§ **Task instructions**: Filter the entries, keeping every line with the word "美不自美".

§ **Information given**:
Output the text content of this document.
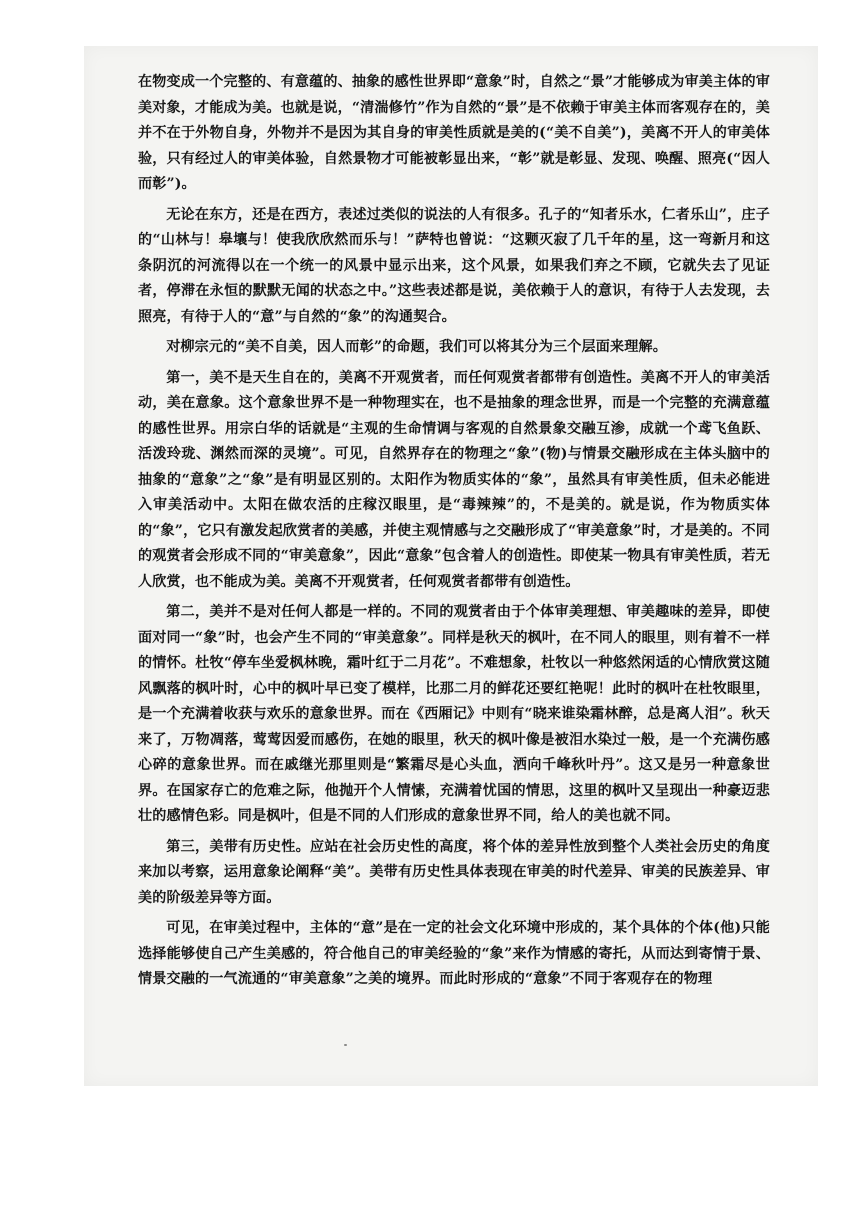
在物变成一个完整的、有意蕴的、抽象的感性世界即“意象”时，自然之“景”才能够成为审美主体的审美对象，才能成为美。也就是说，“清湍修竹”作为自然的“景”是不依赖于审美主体而客观存在的，美并不在于外物自身，外物并不是因为其自身的审美性质就是美的(“美不自美”)，美离不开人的审美体验，只有经过人的审美体验，自然景物才可能被彰显出来，“彰”就是彰显、发现、唤醒、照亮(“因人而彰”)。

无论在东方，还是在西方，表述过类似的说法的人有很多。孔子的“知者乐水，仁者乐山”，庄子的“山林与！皋壤与！使我欣欣然而乐与！”萨特也曾说：“这颗灭寂了几千年的星，这一弯新月和这条阴沉的河流得以在一个统一的风景中显示出来，这个风景，如果我们弃之不顾，它就失去了见证者，停滞在永恒的默默无闻的状态之中。”这些表述都是说，美依赖于人的意识，有待于人去发现，去照亮，有待于人的“意”与自然的“象”的沟通契合。

对柳宗元的“美不自美，因人而彰”的命题，我们可以将其分为三个层面来理解。

第一，美不是天生自在的，美离不开观赏者，而任何观赏者都带有创造性。美离不开人的审美活动，美在意象。这个意象世界不是一种物理实在，也不是抽象的理念世界，而是一个完整的充满意蕴的感性世界。用宗白华的话就是“主观的生命情调与客观的自然景象交融互渗，成就一个鸢飞鱼跃、活泼玲珑、渊然而深的灵境”。可见，自然界存在的物理之“象”(物)与情景交融形成在主体头脑中的抽象的“意象”之“象”是有明显区别的。太阳作为物质实体的“象”，虽然具有审美性质，但未必能进入审美活动中。太阳在做农活的庄稼汉眼里，是“毒辣辣”的，不是美的。就是说，作为物质实体的“象”，它只有激发起欣赏者的美感，并使主观情感与之交融形成了“审美意象”时，才是美的。不同的观赏者会形成不同的“审美意象”，因此“意象”包含着人的创造性。即使某一物具有审美性质，若无人欣赏，也不能成为美。美离不开观赏者，任何观赏者都带有创造性。

第二，美并不是对任何人都是一样的。不同的观赏者由于个体审美理想、审美趣味的差异，即使面对同一“象”时，也会产生不同的“审美意象”。同样是秋天的枫叶，在不同人的眼里，则有着不一样的情怀。杜牧“停车坐爱枫林晚，霜叶红于二月花”。不难想象，杜牧以一种悠然闲适的心情欣赏这随风飘落的枫叶时，心中的枫叶早已变了模样，比那二月的鲜花还要红艳呢！此时的枫叶在杜牧眼里，是一个充满着收获与欢乐的意象世界。而在《西厢记》中则有“晓来谁染霜林醉，总是离人泪”。秋天来了，万物凋落，莺莺因爱而感伤，在她的眼里，秋天的枫叶像是被泪水染过一般，是一个充满伤感心碎的意象世界。而在戚继光那里则是“繁霜尽是心头血，洒向千峰秋叶丹”。这又是另一种意象世界。在国家存亡的危难之际，他抛开个人情愫，充满着忧国的情思，这里的枫叶又呈现出一种豪迈悲壮的感情色彩。同是枫叶，但是不同的人们形成的意象世界不同，给人的美也就不同。

第三，美带有历史性。应站在社会历史性的高度，将个体的差异性放到整个人类社会历史的角度来加以考察，运用意象论阐释“美”。美带有历史性具体表现在审美的时代差异、审美的民族差异、审美的阶级差异等方面。

可见，在审美过程中，主体的“意”是在一定的社会文化环境中形成的，某个具体的个体(他)只能选择能够使自己产生美感的，符合他自己的审美经验的“象”来作为情感的寄托，从而达到寄情于景、情景交融的一气流通的“审美意象”之美的境界。而此时形成的“意象”不同于客观存在的物理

§ **Result of this task**:
在物变成一个完整的、有意蕴的、抽象的感性世界即“意象”时，自然之“景”才能够成为审美主体的审美对象，才能成为美。也就是说，“清湍修竹”作为自然的“景”是不依赖于审美主体而客观存在的，美并不在于外物自身，外物并不是因为其自身的审美性质就是美的(“美不自美”)，美离不开人的审美体验，只有经过人的审美体验，自然景物才可能被彰显出来，“彰”就是彰显、发现、唤醒、照亮(“因人而彰”)。
对柳宗元的“美不自美，因人而彰”的命题，我们可以将其分为三个层面来理解。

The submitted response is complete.